Starting at the line that contains "I need the location" and ending with the line that contains "toc-row: 2. Stadsbygd", return those entries as a JSON array of strings, one string per line, with blank lines omitted.

* Start *

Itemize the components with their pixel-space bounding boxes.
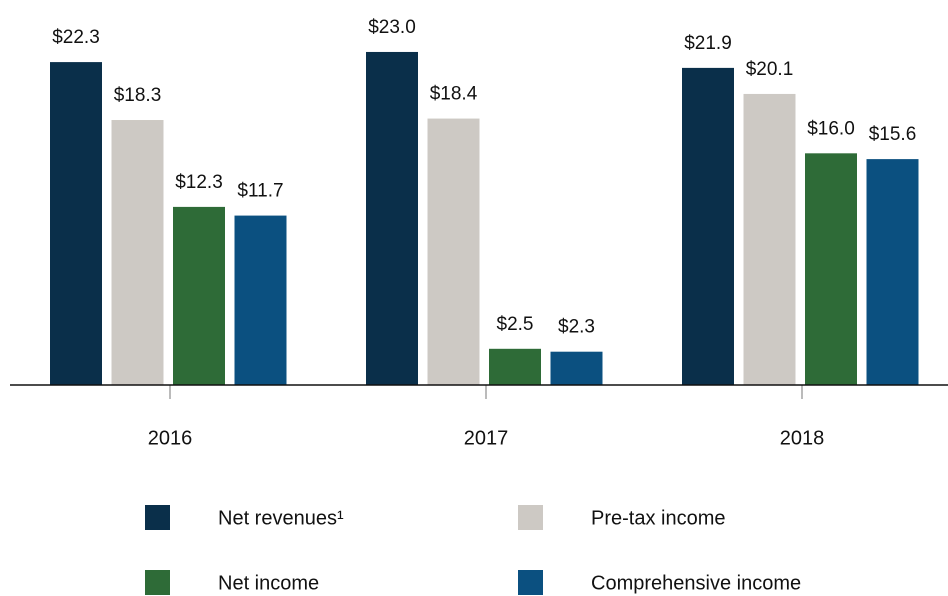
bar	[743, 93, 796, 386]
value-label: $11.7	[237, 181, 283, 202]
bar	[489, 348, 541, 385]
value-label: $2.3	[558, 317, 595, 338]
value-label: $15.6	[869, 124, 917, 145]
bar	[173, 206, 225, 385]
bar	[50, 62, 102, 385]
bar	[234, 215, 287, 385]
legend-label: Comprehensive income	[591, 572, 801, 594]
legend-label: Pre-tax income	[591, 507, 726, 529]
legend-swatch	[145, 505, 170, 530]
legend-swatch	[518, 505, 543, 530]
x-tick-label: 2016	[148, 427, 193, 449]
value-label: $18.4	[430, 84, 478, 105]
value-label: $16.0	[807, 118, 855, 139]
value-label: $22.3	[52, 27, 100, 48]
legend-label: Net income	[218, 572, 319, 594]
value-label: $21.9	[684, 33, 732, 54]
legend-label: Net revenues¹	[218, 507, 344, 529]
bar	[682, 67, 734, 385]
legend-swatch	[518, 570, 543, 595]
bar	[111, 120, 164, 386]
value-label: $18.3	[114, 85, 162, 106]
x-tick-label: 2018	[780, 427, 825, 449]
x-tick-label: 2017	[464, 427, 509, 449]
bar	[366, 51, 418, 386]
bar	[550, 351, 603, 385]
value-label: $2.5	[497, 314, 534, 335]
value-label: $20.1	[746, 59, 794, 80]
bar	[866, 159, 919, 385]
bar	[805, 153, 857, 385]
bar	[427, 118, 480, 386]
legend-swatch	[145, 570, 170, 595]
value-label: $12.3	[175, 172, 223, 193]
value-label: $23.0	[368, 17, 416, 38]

* End *
* Start *

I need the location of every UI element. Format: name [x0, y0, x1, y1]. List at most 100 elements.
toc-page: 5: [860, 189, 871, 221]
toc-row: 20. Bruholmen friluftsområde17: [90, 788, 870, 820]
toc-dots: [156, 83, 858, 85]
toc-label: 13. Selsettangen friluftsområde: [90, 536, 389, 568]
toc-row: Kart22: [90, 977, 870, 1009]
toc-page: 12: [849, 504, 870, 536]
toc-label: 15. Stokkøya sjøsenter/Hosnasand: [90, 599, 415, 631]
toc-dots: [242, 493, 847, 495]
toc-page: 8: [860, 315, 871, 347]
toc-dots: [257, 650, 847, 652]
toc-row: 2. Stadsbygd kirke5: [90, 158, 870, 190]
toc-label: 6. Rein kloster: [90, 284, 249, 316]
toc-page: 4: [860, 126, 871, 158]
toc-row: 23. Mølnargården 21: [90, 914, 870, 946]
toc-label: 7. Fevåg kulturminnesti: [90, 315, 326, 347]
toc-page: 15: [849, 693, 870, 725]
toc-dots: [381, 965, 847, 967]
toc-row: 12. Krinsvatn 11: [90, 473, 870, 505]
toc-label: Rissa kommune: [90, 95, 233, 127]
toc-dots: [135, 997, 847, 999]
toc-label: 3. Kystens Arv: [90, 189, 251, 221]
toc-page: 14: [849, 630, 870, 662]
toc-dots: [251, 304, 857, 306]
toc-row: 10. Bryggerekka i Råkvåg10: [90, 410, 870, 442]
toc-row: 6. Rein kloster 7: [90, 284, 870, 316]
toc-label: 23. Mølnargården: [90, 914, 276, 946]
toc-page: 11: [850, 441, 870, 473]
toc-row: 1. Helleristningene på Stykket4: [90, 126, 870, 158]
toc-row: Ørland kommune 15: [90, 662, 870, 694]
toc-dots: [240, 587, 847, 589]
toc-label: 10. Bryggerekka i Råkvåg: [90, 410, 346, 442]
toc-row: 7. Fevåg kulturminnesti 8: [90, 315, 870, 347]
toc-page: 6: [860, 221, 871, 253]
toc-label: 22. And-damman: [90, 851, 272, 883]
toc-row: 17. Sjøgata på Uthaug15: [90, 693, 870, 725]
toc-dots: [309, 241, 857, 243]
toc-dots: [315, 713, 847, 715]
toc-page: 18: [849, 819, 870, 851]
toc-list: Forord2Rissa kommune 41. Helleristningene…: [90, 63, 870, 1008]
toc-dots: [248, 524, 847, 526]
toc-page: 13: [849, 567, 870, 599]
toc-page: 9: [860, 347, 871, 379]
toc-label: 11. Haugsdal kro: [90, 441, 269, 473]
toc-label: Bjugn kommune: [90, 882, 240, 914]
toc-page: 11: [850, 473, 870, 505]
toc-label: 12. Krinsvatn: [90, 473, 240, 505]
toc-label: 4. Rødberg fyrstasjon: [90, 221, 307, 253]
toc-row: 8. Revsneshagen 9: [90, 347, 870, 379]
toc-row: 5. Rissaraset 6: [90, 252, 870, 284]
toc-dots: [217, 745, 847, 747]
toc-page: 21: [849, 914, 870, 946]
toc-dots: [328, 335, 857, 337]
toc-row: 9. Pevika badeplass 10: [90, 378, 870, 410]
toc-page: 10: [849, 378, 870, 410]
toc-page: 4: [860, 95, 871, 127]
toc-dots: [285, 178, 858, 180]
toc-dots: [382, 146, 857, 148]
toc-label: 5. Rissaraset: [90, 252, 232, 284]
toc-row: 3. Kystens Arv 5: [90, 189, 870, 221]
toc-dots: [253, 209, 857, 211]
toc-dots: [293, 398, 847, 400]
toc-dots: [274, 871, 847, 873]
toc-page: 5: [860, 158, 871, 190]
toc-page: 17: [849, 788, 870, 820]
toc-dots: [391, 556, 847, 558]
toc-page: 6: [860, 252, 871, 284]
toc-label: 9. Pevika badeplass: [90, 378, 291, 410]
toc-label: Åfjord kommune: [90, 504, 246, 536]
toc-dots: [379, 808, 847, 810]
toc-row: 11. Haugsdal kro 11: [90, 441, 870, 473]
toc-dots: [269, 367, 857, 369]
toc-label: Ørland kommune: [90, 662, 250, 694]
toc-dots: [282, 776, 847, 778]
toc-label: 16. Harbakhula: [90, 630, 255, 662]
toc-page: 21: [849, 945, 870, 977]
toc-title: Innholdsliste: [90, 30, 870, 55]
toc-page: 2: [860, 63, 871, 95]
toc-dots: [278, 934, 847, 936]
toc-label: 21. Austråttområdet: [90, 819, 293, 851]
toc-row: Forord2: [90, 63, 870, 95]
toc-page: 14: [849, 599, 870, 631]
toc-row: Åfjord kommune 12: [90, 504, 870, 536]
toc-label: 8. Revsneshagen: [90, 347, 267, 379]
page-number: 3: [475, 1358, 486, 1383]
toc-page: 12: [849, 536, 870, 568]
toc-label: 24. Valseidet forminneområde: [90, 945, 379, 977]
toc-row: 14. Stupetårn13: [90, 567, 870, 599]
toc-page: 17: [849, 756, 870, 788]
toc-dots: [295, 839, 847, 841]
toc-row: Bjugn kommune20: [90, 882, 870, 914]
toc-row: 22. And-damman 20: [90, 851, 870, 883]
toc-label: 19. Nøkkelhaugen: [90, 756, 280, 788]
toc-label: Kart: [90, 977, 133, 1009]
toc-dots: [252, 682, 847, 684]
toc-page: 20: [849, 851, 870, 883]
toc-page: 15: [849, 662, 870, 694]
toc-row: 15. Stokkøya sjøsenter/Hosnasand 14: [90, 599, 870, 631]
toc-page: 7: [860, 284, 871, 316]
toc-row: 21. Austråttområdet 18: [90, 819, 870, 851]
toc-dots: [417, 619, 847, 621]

* End *

Exercise answer:
[
  "I need the location of every UI element. Format: name [x0, y0, x1, y1]. List at most 100 elements.",
  "toc-page: 5: [860, 189, 871, 221]",
  "toc-row: 20. Bruholmen friluftsområde17: [90, 788, 870, 820]",
  "toc-dots: [156, 83, 858, 85]",
  "toc-label: 13. Selsettangen friluftsområde: [90, 536, 389, 568]",
  "toc-row: Kart22: [90, 977, 870, 1009]",
  "toc-page: 12: [849, 504, 870, 536]",
  "toc-label: 15. Stokkøya sjøsenter/Hosnasand: [90, 599, 415, 631]",
  "toc-dots: [242, 493, 847, 495]",
  "toc-page: 8: [860, 315, 871, 347]",
  "toc-dots: [257, 650, 847, 652]",
  "toc-row: 2. Stadsbygd kirke5: [90, 158, 870, 190]"
]